--- Start of GIVEN RECORDS ---
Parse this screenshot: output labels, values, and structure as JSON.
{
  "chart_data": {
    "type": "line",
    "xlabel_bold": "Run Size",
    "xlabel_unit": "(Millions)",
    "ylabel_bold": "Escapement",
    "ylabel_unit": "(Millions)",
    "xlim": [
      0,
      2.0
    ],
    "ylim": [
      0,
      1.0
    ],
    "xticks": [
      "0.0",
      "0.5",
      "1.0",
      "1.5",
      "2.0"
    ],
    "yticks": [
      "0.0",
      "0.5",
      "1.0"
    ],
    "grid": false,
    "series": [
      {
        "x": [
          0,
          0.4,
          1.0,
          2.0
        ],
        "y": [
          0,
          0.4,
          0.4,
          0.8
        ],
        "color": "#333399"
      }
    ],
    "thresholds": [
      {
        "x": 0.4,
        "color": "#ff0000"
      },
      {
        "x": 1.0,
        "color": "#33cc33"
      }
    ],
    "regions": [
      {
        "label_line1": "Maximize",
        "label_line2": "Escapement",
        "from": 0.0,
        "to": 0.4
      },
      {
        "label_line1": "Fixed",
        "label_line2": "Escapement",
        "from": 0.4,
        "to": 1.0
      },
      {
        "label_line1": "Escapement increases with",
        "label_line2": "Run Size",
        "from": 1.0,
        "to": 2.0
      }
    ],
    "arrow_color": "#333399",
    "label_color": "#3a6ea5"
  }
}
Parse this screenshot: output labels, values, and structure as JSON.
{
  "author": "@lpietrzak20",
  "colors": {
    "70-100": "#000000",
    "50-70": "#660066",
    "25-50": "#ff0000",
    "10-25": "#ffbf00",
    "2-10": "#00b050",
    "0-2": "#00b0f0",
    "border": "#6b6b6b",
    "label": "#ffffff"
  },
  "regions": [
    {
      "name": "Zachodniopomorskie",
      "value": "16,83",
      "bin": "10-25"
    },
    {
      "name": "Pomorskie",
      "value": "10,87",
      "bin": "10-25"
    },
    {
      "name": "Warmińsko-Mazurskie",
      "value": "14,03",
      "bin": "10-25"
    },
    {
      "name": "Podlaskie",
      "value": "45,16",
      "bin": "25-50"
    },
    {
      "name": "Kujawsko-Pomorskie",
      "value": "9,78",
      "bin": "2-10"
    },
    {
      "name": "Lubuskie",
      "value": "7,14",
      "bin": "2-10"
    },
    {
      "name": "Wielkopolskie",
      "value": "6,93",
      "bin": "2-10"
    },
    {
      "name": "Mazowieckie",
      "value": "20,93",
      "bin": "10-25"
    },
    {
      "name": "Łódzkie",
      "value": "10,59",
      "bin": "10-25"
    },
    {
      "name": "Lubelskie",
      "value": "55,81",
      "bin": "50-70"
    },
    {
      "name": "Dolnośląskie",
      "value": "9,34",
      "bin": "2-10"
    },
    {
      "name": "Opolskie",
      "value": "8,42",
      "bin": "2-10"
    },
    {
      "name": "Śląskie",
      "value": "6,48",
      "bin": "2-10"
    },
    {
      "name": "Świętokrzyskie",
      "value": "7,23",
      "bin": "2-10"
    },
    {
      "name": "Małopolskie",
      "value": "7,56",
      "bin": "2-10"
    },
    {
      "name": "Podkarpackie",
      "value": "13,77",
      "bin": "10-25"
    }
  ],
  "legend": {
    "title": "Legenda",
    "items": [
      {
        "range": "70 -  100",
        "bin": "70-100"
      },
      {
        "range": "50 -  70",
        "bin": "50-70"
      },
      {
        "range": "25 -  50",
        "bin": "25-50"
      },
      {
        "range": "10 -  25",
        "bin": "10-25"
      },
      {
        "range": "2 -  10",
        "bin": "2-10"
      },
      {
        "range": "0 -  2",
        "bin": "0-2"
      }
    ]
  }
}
--- End of GIVEN RECORDS ---
- **DIRECTIONS FOR THIS TASK**:
Reproduce the data in full, exactly as presented.

- **RESULT OF THE EXERCISE**:
Parse this screenshot: output labels, values, and structure as JSON.
{
  "chart_data": {
    "type": "line",
    "xlabel_bold": "Run Size",
    "xlabel_unit": "(Millions)",
    "ylabel_bold": "Escapement",
    "ylabel_unit": "(Millions)",
    "xlim": [
      0,
      2.0
    ],
    "ylim": [
      0,
      1.0
    ],
    "xticks": [
      "0.0",
      "0.5",
      "1.0",
      "1.5",
      "2.0"
    ],
    "yticks": [
      "0.0",
      "0.5",
      "1.0"
    ],
    "grid": false,
    "series": [
      {
        "x": [
          0,
          0.4,
          1.0,
          2.0
        ],
        "y": [
          0,
          0.4,
          0.4,
          0.8
        ],
        "color": "#333399"
      }
    ],
    "thresholds": [
      {
        "x": 0.4,
        "color": "#ff0000"
      },
      {
        "x": 1.0,
        "color": "#33cc33"
      }
    ],
    "regions": [
      {
        "label_line1": "Maximize",
        "label_line2": "Escapement",
        "from": 0.0,
        "to": 0.4
      },
      {
        "label_line1": "Fixed",
        "label_line2": "Escapement",
        "from": 0.4,
        "to": 1.0
      },
      {
        "label_line1": "Escapement increases with",
        "label_line2": "Run Size",
        "from": 1.0,
        "to": 2.0
      }
    ],
    "arrow_color": "#333399",
    "label_color": "#3a6ea5"
  }
}
Parse this screenshot: output labels, values, and structure as JSON.
{
  "author": "@lpietrzak20",
  "colors": {
    "70-100": "#000000",
    "50-70": "#660066",
    "25-50": "#ff0000",
    "10-25": "#ffbf00",
    "2-10": "#00b050",
    "0-2": "#00b0f0",
    "border": "#6b6b6b",
    "label": "#ffffff"
  },
  "regions": [
    {
      "name": "Zachodniopomorskie",
      "value": "16,83",
      "bin": "10-25"
    },
    {
      "name": "Pomorskie",
      "value": "10,87",
      "bin": "10-25"
    },
    {
      "name": "Warmińsko-Mazurskie",
      "value": "14,03",
      "bin": "10-25"
    },
    {
      "name": "Podlaskie",
      "value": "45,16",
      "bin": "25-50"
    },
    {
      "name": "Kujawsko-Pomorskie",
      "value": "9,78",
      "bin": "2-10"
    },
    {
      "name": "Lubuskie",
      "value": "7,14",
      "bin": "2-10"
    },
    {
      "name": "Wielkopolskie",
      "value": "6,93",
      "bin": "2-10"
    },
    {
      "name": "Mazowieckie",
      "value": "20,93",
      "bin": "10-25"
    },
    {
      "name": "Łódzkie",
      "value": "10,59",
      "bin": "10-25"
    },
    {
      "name": "Lubelskie",
      "value": "55,81",
      "bin": "50-70"
    },
    {
      "name": "Dolnośląskie",
      "value": "9,34",
      "bin": "2-10"
    },
    {
      "name": "Opolskie",
      "value": "8,42",
      "bin": "2-10"
    },
    {
      "name": "Śląskie",
      "value": "6,48",
      "bin": "2-10"
    },
    {
      "name": "Świętokrzyskie",
      "value": "7,23",
      "bin": "2-10"
    },
    {
      "name": "Małopolskie",
      "value": "7,56",
      "bin": "2-10"
    },
    {
      "name": "Podkarpackie",
      "value": "13,77",
      "bin": "10-25"
    }
  ],
  "legend": {
    "title": "Legenda",
    "items": [
      {
        "range": "70 -  100",
        "bin": "70-100"
      },
      {
        "range": "50 -  70",
        "bin": "50-70"
      },
      {
        "range": "25 -  50",
        "bin": "25-50"
      },
      {
        "range": "10 -  25",
        "bin": "10-25"
      },
      {
        "range": "2 -  10",
        "bin": "2-10"
      },
      {
        "range": "0 -  2",
        "bin": "0-2"
      }
    ]
  }
}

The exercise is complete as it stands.